--- BEGIN ---

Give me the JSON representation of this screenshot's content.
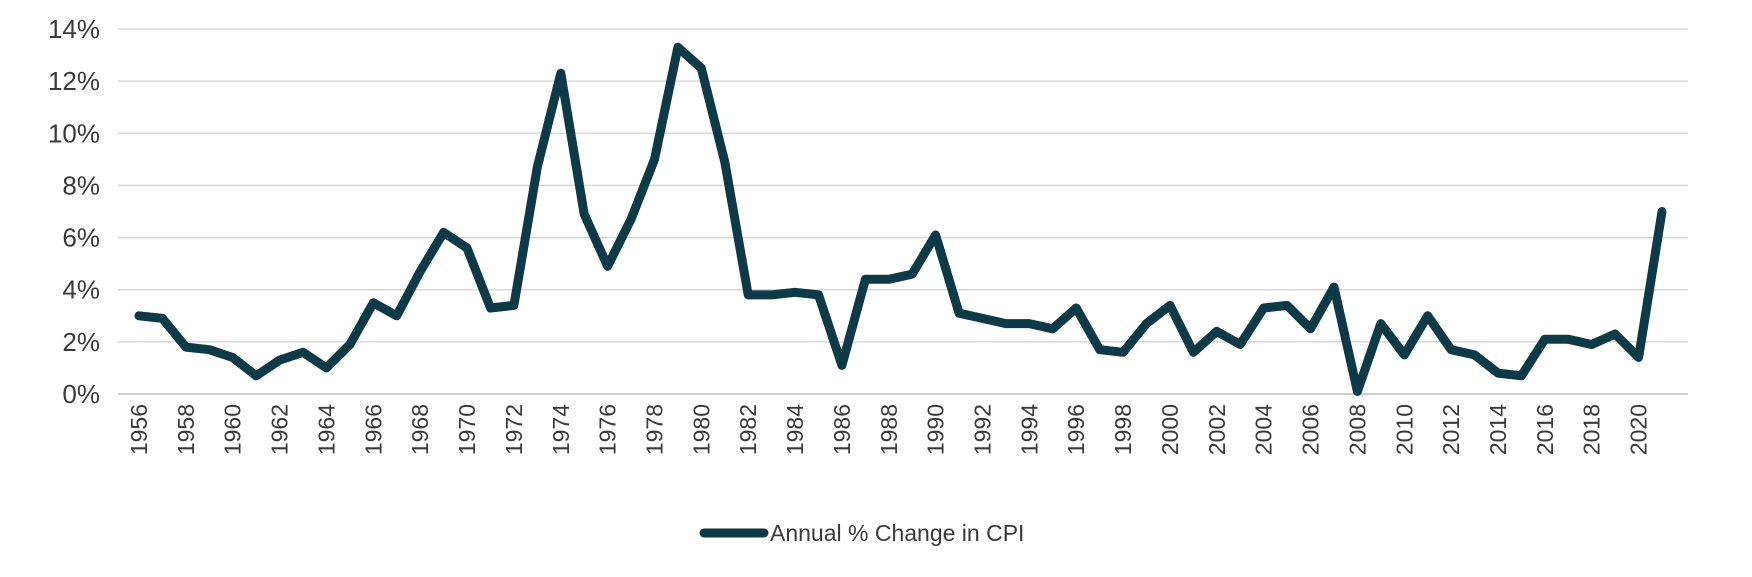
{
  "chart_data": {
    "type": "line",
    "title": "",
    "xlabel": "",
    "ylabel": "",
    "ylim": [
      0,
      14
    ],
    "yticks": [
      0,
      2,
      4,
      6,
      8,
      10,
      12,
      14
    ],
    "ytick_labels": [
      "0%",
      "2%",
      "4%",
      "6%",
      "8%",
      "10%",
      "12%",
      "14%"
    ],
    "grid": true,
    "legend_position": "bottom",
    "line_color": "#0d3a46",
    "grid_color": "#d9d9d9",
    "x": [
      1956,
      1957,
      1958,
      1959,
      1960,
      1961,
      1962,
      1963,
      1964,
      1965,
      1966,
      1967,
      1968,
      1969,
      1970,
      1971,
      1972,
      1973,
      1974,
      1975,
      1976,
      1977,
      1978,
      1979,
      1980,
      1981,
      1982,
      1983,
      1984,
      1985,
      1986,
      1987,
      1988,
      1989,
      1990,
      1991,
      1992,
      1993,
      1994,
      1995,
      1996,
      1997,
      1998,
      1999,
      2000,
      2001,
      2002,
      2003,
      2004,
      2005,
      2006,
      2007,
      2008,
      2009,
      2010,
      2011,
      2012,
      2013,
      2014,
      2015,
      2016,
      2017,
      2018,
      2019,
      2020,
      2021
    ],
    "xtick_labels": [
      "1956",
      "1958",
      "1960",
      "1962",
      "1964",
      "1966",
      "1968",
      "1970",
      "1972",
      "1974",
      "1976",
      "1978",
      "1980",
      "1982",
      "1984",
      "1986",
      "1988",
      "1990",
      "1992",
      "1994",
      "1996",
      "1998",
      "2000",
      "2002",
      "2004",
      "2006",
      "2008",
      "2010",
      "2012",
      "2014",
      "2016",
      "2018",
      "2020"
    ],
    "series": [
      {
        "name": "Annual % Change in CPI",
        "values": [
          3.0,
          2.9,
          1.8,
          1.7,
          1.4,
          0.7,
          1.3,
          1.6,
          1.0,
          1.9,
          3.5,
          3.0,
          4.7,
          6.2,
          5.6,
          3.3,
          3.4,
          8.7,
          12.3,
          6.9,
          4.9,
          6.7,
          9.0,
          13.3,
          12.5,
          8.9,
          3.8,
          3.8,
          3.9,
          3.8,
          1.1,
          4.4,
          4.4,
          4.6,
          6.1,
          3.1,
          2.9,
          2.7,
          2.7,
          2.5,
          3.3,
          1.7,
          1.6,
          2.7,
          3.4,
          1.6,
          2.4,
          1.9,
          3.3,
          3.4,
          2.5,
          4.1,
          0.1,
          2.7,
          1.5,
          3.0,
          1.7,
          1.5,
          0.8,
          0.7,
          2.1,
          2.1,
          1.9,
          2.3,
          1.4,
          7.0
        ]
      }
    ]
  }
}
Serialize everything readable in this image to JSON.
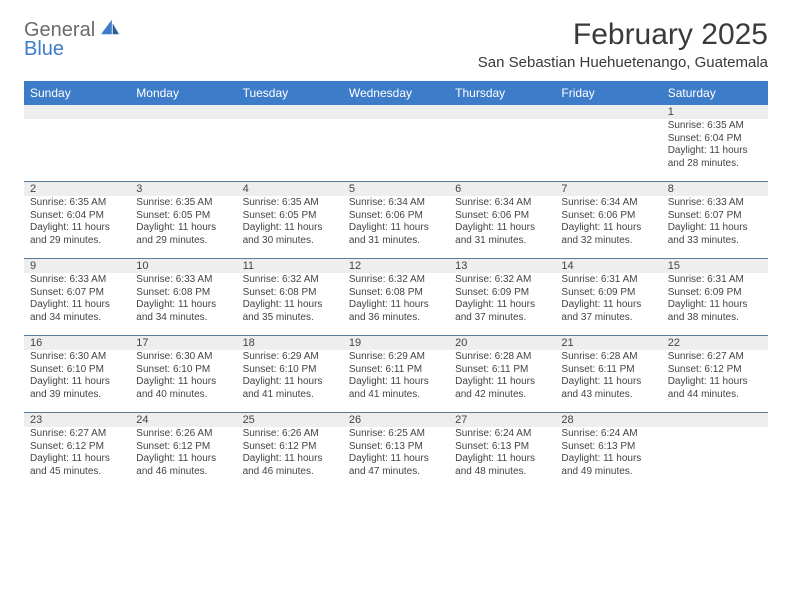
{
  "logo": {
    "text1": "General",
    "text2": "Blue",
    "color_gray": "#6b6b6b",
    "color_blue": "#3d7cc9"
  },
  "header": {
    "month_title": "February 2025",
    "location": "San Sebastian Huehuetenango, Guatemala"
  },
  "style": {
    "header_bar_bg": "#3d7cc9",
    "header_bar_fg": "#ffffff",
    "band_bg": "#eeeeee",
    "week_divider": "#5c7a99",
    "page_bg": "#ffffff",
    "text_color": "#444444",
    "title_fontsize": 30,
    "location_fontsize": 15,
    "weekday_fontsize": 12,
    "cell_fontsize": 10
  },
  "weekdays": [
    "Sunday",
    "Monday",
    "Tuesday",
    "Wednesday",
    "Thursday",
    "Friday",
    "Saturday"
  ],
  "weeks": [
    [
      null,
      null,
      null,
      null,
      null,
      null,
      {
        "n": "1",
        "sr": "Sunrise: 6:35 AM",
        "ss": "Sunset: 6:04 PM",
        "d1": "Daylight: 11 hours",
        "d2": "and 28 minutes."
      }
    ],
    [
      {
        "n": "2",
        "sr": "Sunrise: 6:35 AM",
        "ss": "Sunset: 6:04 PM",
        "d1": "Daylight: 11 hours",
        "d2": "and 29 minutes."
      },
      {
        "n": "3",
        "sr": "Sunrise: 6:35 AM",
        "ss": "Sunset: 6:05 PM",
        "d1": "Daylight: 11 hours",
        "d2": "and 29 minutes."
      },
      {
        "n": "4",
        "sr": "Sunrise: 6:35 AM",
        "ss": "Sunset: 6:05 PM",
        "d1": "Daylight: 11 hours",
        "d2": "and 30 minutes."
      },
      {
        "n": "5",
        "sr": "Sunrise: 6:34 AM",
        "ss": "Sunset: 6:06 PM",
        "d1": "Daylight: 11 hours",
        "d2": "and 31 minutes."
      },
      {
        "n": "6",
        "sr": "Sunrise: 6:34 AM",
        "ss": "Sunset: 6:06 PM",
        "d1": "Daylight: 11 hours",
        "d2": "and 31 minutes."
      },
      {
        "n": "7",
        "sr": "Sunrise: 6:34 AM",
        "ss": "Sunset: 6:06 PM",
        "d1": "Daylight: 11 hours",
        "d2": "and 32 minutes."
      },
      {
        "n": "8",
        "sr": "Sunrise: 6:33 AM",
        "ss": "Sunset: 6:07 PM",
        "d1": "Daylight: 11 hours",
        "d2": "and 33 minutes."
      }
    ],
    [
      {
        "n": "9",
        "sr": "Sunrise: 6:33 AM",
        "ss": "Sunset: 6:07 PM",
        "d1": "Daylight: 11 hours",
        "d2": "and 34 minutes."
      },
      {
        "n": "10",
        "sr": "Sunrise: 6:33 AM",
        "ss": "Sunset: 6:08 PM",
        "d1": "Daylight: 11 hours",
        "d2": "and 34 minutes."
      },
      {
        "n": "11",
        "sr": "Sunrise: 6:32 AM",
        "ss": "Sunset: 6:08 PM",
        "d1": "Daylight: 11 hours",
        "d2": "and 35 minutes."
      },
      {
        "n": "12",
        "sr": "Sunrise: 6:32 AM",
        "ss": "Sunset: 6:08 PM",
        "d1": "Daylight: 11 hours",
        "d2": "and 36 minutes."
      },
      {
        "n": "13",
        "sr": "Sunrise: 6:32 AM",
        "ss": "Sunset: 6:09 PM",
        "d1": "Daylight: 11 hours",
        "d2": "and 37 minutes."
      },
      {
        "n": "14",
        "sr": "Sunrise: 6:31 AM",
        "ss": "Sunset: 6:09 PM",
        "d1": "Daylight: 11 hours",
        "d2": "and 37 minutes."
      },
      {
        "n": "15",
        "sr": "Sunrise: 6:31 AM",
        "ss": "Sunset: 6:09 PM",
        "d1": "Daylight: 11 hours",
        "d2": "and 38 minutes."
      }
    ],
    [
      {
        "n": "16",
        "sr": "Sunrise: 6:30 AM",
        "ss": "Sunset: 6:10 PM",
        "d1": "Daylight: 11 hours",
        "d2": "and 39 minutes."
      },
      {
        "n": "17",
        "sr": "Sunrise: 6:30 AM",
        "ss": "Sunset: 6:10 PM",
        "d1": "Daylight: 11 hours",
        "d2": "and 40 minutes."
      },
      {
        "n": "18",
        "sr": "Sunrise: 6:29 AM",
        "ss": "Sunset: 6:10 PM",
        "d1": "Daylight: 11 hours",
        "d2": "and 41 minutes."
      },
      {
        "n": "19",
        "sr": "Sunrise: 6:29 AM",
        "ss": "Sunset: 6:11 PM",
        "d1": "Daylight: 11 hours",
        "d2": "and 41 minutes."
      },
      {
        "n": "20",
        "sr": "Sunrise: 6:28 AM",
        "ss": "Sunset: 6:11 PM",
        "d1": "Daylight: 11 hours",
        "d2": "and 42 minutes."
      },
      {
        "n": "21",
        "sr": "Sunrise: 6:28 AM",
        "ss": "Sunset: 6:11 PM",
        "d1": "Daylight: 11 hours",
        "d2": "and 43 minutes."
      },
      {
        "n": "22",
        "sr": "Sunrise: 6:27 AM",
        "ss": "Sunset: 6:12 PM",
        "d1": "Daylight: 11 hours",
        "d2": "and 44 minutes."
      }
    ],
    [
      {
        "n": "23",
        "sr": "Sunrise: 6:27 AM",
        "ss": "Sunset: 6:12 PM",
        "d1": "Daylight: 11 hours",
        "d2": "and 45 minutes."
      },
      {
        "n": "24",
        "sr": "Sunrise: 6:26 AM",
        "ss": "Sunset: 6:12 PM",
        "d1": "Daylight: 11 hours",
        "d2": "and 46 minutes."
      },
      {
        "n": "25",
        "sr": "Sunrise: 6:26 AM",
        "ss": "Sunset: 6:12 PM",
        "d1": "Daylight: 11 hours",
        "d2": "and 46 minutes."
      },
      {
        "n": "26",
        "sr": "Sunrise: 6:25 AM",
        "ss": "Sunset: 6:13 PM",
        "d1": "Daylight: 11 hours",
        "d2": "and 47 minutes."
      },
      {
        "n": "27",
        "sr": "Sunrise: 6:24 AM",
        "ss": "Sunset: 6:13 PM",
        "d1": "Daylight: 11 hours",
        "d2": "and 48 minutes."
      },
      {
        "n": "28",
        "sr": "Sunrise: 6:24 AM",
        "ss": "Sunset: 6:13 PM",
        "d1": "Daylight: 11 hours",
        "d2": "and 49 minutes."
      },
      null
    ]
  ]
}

--- END ---

▸ **TASK TO CARRY OUT**
Read the entries and select each line where the word "JSON" is found.

▸ **EXPECTED OUTPUT**
Give me the JSON representation of this screenshot's content.
Serialize everything readable in this image to JSON.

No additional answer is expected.